> WHAT IS ASKED
Where a line contains the word "اربد", copy that line.

> DATA TO USE
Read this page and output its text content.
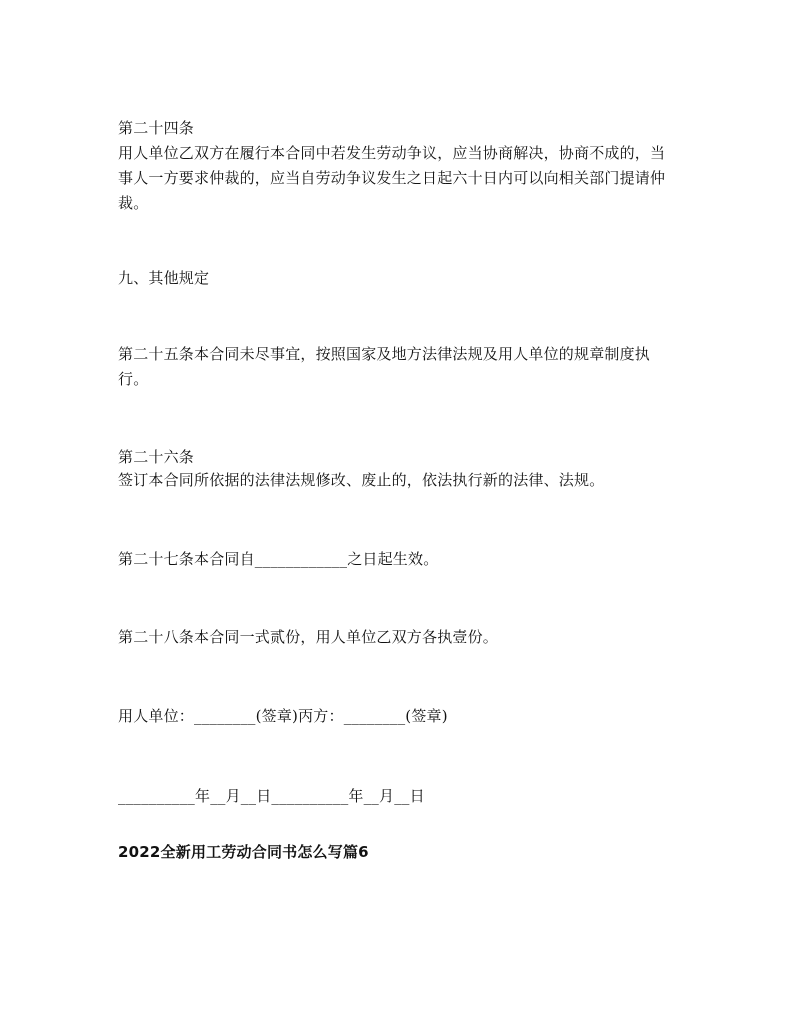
第二十四条
用人单位乙双方在履行本合同中若发生劳动争议，应当协商解决，协商不成的，当
事人一方要求仲裁的，应当自劳动争议发生之日起六十日内可以向相关部门提请仲
裁。
九、其他规定
第二十五条本合同未尽事宜，按照国家及地方法律法规及用人单位的规章制度执
行。
第二十六条
签订本合同所依据的法律法规修改、废止的，依法执行新的法律、法规。
第二十七条本合同自____________之日起生效。
第二十八条本合同一式贰份，用人单位乙双方各执壹份。
用人单位：________(签章)丙方：________(签章)
__________年__月__日__________年__月__日
2022全新用工劳动合同书怎么写篇6
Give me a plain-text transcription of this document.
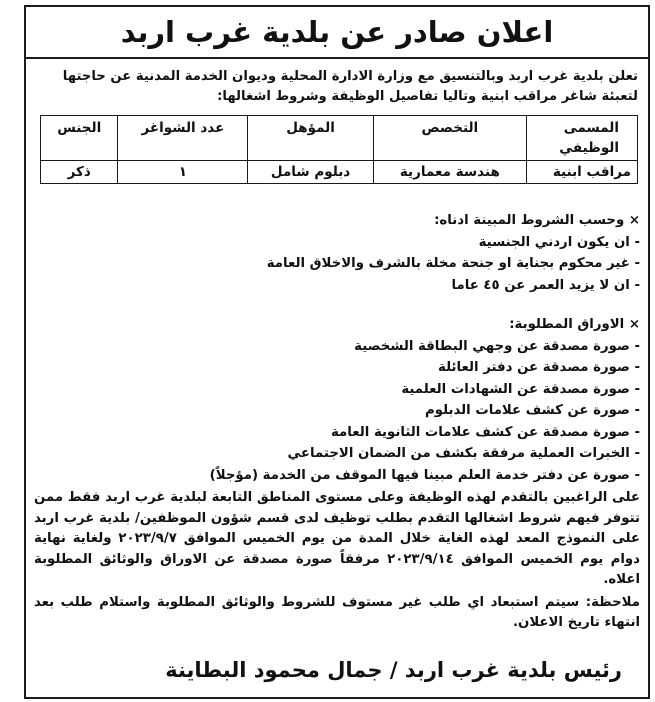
اعلان صادر عن بلدية غرب اربد
تعلن بلدية غرب اربد وبالتنسيق مع وزارة الادارة المحلية وديوان الخدمة المدنية عن حاجتها لتعبئة شاغر مراقب ابنية وتاليا تفاصيل الوظيفة وشروط اشغالها:
المسمى الوظيفي	التخصص	المؤهل	عدد الشواغر	الجنس
مراقب ابنية	هندسة معمارية	دبلوم شامل	١	ذكر
× وحسب الشروط المبينة ادناه:
- ان يكون اردني الجنسية
- غير محكوم بجناية او جنحة مخلة بالشرف والاخلاق العامة
- ان لا يزيد العمر عن ٤٥ عاما
× الاوراق المطلوبة:
- صورة مصدقة عن وجهي البطاقة الشخصية
- صورة مصدقة عن دفتر العائلة
- صورة مصدقة عن الشهادات العلمية
- صورة عن كشف علامات الدبلوم
- صورة مصدقة عن كشف علامات الثانوية العامة
- الخبرات العملية مرفقة بكشف من الضمان الاجتماعي
- صورة عن دفتر خدمة العلم مبينا فيها الموقف من الخدمة (مؤجلاً)
على الراغبين بالتقدم لهذه الوظيفة وعلى مستوى المناطق التابعة لبلدية غرب اربد فقط ممن تتوفر فيهم شروط اشغالها التقدم بطلب توظيف لدى قسم شؤون الموظفين/ بلدية غرب اربد على النموذج المعد لهذه الغاية خلال المدة من يوم الخميس الموافق ٢٠٢٣/٩/٧ ولغاية نهاية دوام يوم الخميس الموافق ٢٠٢٣/٩/١٤ مرفقاً صورة مصدقة عن الاوراق والوثائق المطلوبة اعلاه.
ملاحظة: سيتم استبعاد اي طلب غير مستوف للشروط والوثائق المطلوبة واستلام طلب بعد انتهاء تاريخ الاعلان.
رئيس بلدية غرب اربد / جمال محمود البطاينة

> EXERCISE RESULT
اعلان صادر عن بلدية غرب اربد
تعلن بلدية غرب اربد وبالتنسيق مع وزارة الادارة المحلية وديوان الخدمة المدنية عن حاجتها لتعبئة شاغر مراقب ابنية وتاليا تفاصيل الوظيفة وشروط اشغالها:
على الراغبين بالتقدم لهذه الوظيفة وعلى مستوى المناطق التابعة لبلدية غرب اربد فقط ممن تتوفر فيهم شروط اشغالها التقدم بطلب توظيف لدى قسم شؤون الموظفين/ بلدية غرب اربد على النموذج المعد لهذه الغاية خلال المدة من يوم الخميس الموافق ٢٠٢٣/٩/٧ ولغاية نهاية دوام يوم الخميس الموافق ٢٠٢٣/٩/١٤ مرفقاً صورة مصدقة عن الاوراق والوثائق المطلوبة اعلاه.
رئيس بلدية غرب اربد / جمال محمود البطاينة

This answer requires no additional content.